■ Directions
Could you return the full listing below exactly as it appears?

■ Exercise data
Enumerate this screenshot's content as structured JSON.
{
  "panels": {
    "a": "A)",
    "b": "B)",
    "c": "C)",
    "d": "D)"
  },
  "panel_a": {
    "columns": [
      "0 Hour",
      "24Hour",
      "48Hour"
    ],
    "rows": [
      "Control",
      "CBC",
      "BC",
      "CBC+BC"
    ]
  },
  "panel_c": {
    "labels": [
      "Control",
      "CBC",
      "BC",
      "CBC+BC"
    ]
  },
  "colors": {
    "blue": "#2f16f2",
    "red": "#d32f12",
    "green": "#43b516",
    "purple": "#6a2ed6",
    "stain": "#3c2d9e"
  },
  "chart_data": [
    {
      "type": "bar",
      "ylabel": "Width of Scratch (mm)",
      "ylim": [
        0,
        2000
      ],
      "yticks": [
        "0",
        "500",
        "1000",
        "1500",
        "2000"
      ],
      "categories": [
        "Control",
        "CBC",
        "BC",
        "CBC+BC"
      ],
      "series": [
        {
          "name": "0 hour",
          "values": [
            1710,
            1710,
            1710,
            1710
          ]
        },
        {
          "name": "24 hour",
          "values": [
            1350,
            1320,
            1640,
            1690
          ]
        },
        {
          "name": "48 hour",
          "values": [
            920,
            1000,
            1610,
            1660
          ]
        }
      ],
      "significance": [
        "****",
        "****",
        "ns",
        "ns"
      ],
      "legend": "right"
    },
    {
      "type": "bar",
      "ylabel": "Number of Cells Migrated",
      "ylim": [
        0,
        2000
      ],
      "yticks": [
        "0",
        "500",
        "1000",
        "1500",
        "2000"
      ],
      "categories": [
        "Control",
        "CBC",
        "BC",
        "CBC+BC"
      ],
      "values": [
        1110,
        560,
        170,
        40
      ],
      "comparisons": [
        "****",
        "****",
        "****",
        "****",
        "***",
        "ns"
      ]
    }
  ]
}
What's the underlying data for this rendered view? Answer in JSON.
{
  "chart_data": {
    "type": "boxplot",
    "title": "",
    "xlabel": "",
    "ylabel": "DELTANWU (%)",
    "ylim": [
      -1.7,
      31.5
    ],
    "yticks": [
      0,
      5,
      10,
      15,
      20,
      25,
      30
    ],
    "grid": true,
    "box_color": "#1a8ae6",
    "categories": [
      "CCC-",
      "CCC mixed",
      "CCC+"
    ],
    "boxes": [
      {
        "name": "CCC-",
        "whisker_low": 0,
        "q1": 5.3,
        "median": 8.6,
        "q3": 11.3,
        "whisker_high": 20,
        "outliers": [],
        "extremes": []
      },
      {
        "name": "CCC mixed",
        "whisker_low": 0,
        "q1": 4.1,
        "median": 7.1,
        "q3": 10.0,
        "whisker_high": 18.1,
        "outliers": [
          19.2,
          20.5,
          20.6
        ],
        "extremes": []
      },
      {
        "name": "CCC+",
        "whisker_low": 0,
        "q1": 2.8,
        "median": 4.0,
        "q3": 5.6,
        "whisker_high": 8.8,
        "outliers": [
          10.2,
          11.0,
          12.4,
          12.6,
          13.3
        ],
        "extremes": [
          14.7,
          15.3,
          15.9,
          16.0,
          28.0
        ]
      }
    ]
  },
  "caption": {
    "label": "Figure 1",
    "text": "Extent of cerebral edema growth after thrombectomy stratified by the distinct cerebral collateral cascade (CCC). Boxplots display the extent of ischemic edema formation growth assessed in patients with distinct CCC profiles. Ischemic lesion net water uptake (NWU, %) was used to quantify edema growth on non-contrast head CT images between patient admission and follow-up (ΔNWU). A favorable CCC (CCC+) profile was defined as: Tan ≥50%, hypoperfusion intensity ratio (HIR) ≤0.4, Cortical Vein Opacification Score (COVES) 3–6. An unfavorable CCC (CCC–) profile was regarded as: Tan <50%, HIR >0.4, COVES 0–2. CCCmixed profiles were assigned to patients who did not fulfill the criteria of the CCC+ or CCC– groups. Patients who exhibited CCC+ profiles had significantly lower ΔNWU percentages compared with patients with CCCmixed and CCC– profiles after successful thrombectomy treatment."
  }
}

■ Written answer
Enumerate this screenshot's content as structured JSON.
{
  "panels": {
    "a": "A)",
    "b": "B)",
    "c": "C)",
    "d": "D)"
  },
  "panel_a": {
    "columns": [
      "0 Hour",
      "24Hour",
      "48Hour"
    ],
    "rows": [
      "Control",
      "CBC",
      "BC",
      "CBC+BC"
    ]
  },
  "panel_c": {
    "labels": [
      "Control",
      "CBC",
      "BC",
      "CBC+BC"
    ]
  },
  "colors": {
    "blue": "#2f16f2",
    "red": "#d32f12",
    "green": "#43b516",
    "purple": "#6a2ed6",
    "stain": "#3c2d9e"
  },
  "chart_data": [
    {
      "type": "bar",
      "ylabel": "Width of Scratch (mm)",
      "ylim": [
        0,
        2000
      ],
      "yticks": [
        "0",
        "500",
        "1000",
        "1500",
        "2000"
      ],
      "categories": [
        "Control",
        "CBC",
        "BC",
        "CBC+BC"
      ],
      "series": [
        {
          "name": "0 hour",
          "values": [
            1710,
            1710,
            1710,
            1710
          ]
        },
        {
          "name": "24 hour",
          "values": [
            1350,
            1320,
            1640,
            1690
          ]
        },
        {
          "name": "48 hour",
          "values": [
            920,
            1000,
            1610,
            1660
          ]
        }
      ],
      "significance": [
        "****",
        "****",
        "ns",
        "ns"
      ],
      "legend": "right"
    },
    {
      "type": "bar",
      "ylabel": "Number of Cells Migrated",
      "ylim": [
        0,
        2000
      ],
      "yticks": [
        "0",
        "500",
        "1000",
        "1500",
        "2000"
      ],
      "categories": [
        "Control",
        "CBC",
        "BC",
        "CBC+BC"
      ],
      "values": [
        1110,
        560,
        170,
        40
      ],
      "comparisons": [
        "****",
        "****",
        "****",
        "****",
        "***",
        "ns"
      ]
    }
  ]
}
What's the underlying data for this rendered view? Answer in JSON.
{
  "chart_data": {
    "type": "boxplot",
    "title": "",
    "xlabel": "",
    "ylabel": "DELTANWU (%)",
    "ylim": [
      -1.7,
      31.5
    ],
    "yticks": [
      0,
      5,
      10,
      15,
      20,
      25,
      30
    ],
    "grid": true,
    "box_color": "#1a8ae6",
    "categories": [
      "CCC-",
      "CCC mixed",
      "CCC+"
    ],
    "boxes": [
      {
        "name": "CCC-",
        "whisker_low": 0,
        "q1": 5.3,
        "median": 8.6,
        "q3": 11.3,
        "whisker_high": 20,
        "outliers": [],
        "extremes": []
      },
      {
        "name": "CCC mixed",
        "whisker_low": 0,
        "q1": 4.1,
        "median": 7.1,
        "q3": 10.0,
        "whisker_high": 18.1,
        "outliers": [
          19.2,
          20.5,
          20.6
        ],
        "extremes": []
      },
      {
        "name": "CCC+",
        "whisker_low": 0,
        "q1": 2.8,
        "median": 4.0,
        "q3": 5.6,
        "whisker_high": 8.8,
        "outliers": [
          10.2,
          11.0,
          12.4,
          12.6,
          13.3
        ],
        "extremes": [
          14.7,
          15.3,
          15.9,
          16.0,
          28.0
        ]
      }
    ]
  },
  "caption": {
    "label": "Figure 1",
    "text": "Extent of cerebral edema growth after thrombectomy stratified by the distinct cerebral collateral cascade (CCC). Boxplots display the extent of ischemic edema formation growth assessed in patients with distinct CCC profiles. Ischemic lesion net water uptake (NWU, %) was used to quantify edema growth on non-contrast head CT images between patient admission and follow-up (ΔNWU). A favorable CCC (CCC+) profile was defined as: Tan ≥50%, hypoperfusion intensity ratio (HIR) ≤0.4, Cortical Vein Opacification Score (COVES) 3–6. An unfavorable CCC (CCC–) profile was regarded as: Tan <50%, HIR >0.4, COVES 0–2. CCCmixed profiles were assigned to patients who did not fulfill the criteria of the CCC+ or CCC– groups. Patients who exhibited CCC+ profiles had significantly lower ΔNWU percentages compared with patients with CCCmixed and CCC– profiles after successful thrombectomy treatment."
  }
}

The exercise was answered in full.